§ **Stated goal**
Write out the entries below once more, exactly.

§ **Information provided**
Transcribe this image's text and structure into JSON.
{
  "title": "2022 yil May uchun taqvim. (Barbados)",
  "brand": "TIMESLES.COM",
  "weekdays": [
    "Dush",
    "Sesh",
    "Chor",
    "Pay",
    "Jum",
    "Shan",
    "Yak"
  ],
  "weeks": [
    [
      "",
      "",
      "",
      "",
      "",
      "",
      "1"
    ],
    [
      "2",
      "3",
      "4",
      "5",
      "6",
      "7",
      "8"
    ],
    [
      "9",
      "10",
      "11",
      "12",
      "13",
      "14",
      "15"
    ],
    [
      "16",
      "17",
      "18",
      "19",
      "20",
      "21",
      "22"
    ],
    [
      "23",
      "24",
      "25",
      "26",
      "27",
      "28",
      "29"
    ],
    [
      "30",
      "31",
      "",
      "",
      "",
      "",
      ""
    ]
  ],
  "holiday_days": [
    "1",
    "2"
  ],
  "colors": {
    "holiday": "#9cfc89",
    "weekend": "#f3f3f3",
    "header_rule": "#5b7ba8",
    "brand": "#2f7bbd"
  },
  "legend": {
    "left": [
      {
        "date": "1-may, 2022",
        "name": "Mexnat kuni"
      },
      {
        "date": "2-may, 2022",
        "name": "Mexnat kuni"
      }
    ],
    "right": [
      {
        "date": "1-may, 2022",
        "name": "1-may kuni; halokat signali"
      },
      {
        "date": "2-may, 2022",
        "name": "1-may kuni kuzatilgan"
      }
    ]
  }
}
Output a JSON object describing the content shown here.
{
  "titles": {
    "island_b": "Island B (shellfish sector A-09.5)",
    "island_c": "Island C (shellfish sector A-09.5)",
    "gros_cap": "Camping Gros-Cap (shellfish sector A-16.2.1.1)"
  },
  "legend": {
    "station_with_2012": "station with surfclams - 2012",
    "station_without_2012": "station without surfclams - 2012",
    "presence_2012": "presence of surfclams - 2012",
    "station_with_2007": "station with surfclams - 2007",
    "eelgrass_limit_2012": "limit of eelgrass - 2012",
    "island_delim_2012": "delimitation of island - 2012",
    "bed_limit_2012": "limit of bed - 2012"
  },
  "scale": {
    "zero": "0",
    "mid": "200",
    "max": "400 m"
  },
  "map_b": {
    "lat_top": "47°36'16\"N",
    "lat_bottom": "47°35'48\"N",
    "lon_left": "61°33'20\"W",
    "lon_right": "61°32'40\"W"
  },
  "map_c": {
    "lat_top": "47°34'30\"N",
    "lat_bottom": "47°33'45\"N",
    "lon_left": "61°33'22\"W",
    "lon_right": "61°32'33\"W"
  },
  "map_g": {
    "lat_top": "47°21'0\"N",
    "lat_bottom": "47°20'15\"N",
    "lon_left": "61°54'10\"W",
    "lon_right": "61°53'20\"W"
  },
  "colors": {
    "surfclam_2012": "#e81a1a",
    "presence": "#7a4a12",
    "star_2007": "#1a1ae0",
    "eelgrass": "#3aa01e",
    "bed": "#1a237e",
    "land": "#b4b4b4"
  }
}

§ **Finished exercise**
Transcribe this image's text and structure into JSON.
{
  "title": "2022 yil May uchun taqvim. (Barbados)",
  "brand": "TIMESLES.COM",
  "weekdays": [
    "Dush",
    "Sesh",
    "Chor",
    "Pay",
    "Jum",
    "Shan",
    "Yak"
  ],
  "weeks": [
    [
      "",
      "",
      "",
      "",
      "",
      "",
      "1"
    ],
    [
      "2",
      "3",
      "4",
      "5",
      "6",
      "7",
      "8"
    ],
    [
      "9",
      "10",
      "11",
      "12",
      "13",
      "14",
      "15"
    ],
    [
      "16",
      "17",
      "18",
      "19",
      "20",
      "21",
      "22"
    ],
    [
      "23",
      "24",
      "25",
      "26",
      "27",
      "28",
      "29"
    ],
    [
      "30",
      "31",
      "",
      "",
      "",
      "",
      ""
    ]
  ],
  "holiday_days": [
    "1",
    "2"
  ],
  "colors": {
    "holiday": "#9cfc89",
    "weekend": "#f3f3f3",
    "header_rule": "#5b7ba8",
    "brand": "#2f7bbd"
  },
  "legend": {
    "left": [
      {
        "date": "1-may, 2022",
        "name": "Mexnat kuni"
      },
      {
        "date": "2-may, 2022",
        "name": "Mexnat kuni"
      }
    ],
    "right": [
      {
        "date": "1-may, 2022",
        "name": "1-may kuni; halokat signali"
      },
      {
        "date": "2-may, 2022",
        "name": "1-may kuni kuzatilgan"
      }
    ]
  }
}
Output a JSON object describing the content shown here.
{
  "titles": {
    "island_b": "Island B (shellfish sector A-09.5)",
    "island_c": "Island C (shellfish sector A-09.5)",
    "gros_cap": "Camping Gros-Cap (shellfish sector A-16.2.1.1)"
  },
  "legend": {
    "station_with_2012": "station with surfclams - 2012",
    "station_without_2012": "station without surfclams - 2012",
    "presence_2012": "presence of surfclams - 2012",
    "station_with_2007": "station with surfclams - 2007",
    "eelgrass_limit_2012": "limit of eelgrass - 2012",
    "island_delim_2012": "delimitation of island - 2012",
    "bed_limit_2012": "limit of bed - 2012"
  },
  "scale": {
    "zero": "0",
    "mid": "200",
    "max": "400 m"
  },
  "map_b": {
    "lat_top": "47°36'16\"N",
    "lat_bottom": "47°35'48\"N",
    "lon_left": "61°33'20\"W",
    "lon_right": "61°32'40\"W"
  },
  "map_c": {
    "lat_top": "47°34'30\"N",
    "lat_bottom": "47°33'45\"N",
    "lon_left": "61°33'22\"W",
    "lon_right": "61°32'33\"W"
  },
  "map_g": {
    "lat_top": "47°21'0\"N",
    "lat_bottom": "47°20'15\"N",
    "lon_left": "61°54'10\"W",
    "lon_right": "61°53'20\"W"
  },
  "colors": {
    "surfclam_2012": "#e81a1a",
    "presence": "#7a4a12",
    "star_2007": "#1a1ae0",
    "eelgrass": "#3aa01e",
    "bed": "#1a237e",
    "land": "#b4b4b4"
  }
}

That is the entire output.